::: INFORMATION SHOWN :::
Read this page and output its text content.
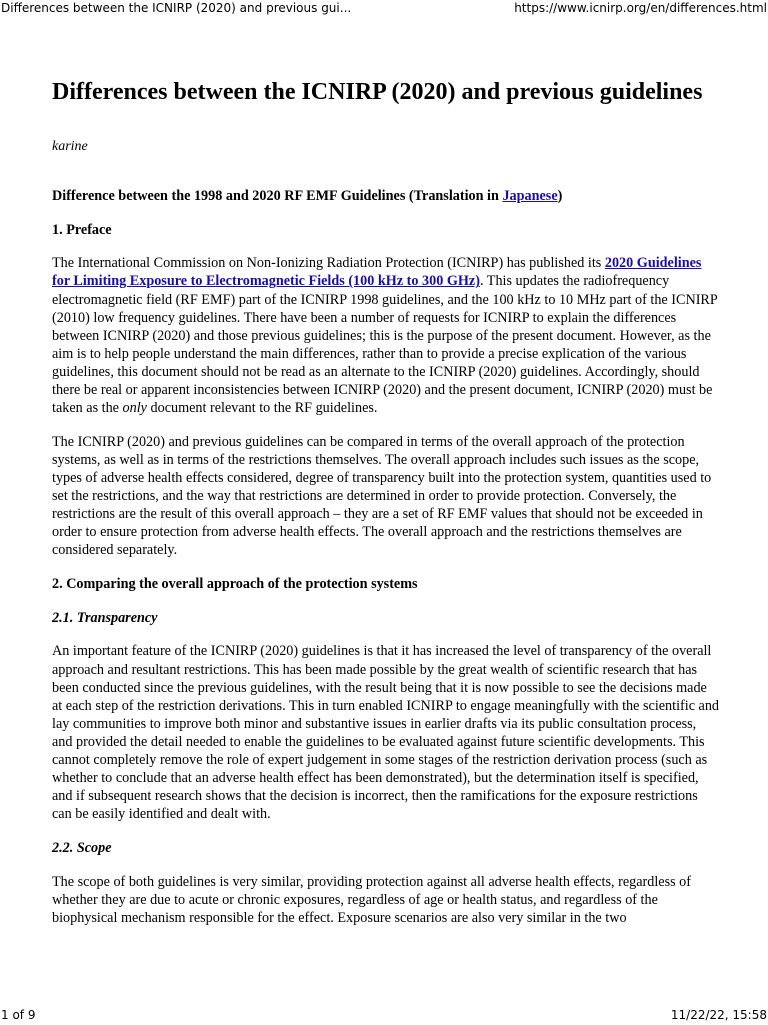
Differences between the ICNIRP (2020) and previous gui...	https://www.icnirp.org/en/differences.html
Differences between the ICNIRP (2020) and previous guidelines
karine

Difference between the 1998 and 2020 RF EMF Guidelines (Translation in Japanese)

1. Preface

The International Commission on Non-Ionizing Radiation Protection (ICNIRP) has published its 2020 Guidelines for Limiting Exposure to Electromagnetic Fields (100 kHz to 300 GHz). This updates the radiofrequency electromagnetic field (RF EMF) part of the ICNIRP 1998 guidelines, and the 100 kHz to 10 MHz part of the ICNIRP (2010) low frequency guidelines. There have been a number of requests for ICNIRP to explain the differences between ICNIRP (2020) and those previous guidelines; this is the purpose of the present document. However, as the aim is to help people understand the main differences, rather than to provide a precise explication of the various guidelines, this document should not be read as an alternate to the ICNIRP (2020) guidelines. Accordingly, should there be real or apparent inconsistencies between ICNIRP (2020) and the present document, ICNIRP (2020) must be taken as the only document relevant to the RF guidelines.

The ICNIRP (2020) and previous guidelines can be compared in terms of the overall approach of the protection systems, as well as in terms of the restrictions themselves. The overall approach includes such issues as the scope, types of adverse health effects considered, degree of transparency built into the protection system, quantities used to set the restrictions, and the way that restrictions are determined in order to provide protection. Conversely, the restrictions are the result of this overall approach – they are a set of RF EMF values that should not be exceeded in order to ensure protection from adverse health effects. The overall approach and the restrictions themselves are considered separately.

2. Comparing the overall approach of the protection systems

2.1. Transparency

An important feature of the ICNIRP (2020) guidelines is that it has increased the level of transparency of the overall approach and resultant restrictions. This has been made possible by the great wealth of scientific research that has been conducted since the previous guidelines, with the result being that it is now possible to see the decisions made at each step of the restriction derivations. This in turn enabled ICNIRP to engage meaningfully with the scientific and lay communities to improve both minor and substantive issues in earlier drafts via its public consultation process, and provided the detail needed to enable the guidelines to be evaluated against future scientific developments. This cannot completely remove the role of expert judgement in some stages of the restriction derivation process (such as whether to conclude that an adverse health effect has been demonstrated), but the determination itself is specified, and if subsequent research shows that the decision is incorrect, then the ramifications for the exposure restrictions can be easily identified and dealt with.

2.2. Scope

The scope of both guidelines is very similar, providing protection against all adverse health effects, regardless of whether they are due to acute or chronic exposures, regardless of age or health status, and regardless of the biophysical mechanism responsible for the effect. Exposure scenarios are also very similar in the two

1 of 9	11/22/22, 15:58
:::
> **TASK DIRECTIONS**: Locate and copy each line in the data above that includes the word "systems".

> **SOLUTION FOR THIS EXERCISE**:
The ICNIRP (2020) and previous guidelines can be compared in terms of the overall approach of the protection systems, as well as in terms of the restrictions themselves. The overall approach includes such issues as the scope, types of adverse health effects considered, degree of transparency built into the protection system, quantities used to set the restrictions, and the way that restrictions are determined in order to provide protection. Conversely, the restrictions are the result of this overall approach – they are a set of RF EMF values that should not be exceeded in order to ensure protection from adverse health effects. The overall approach and the restrictions themselves are considered separately.
2. Comparing the overall approach of the protection systems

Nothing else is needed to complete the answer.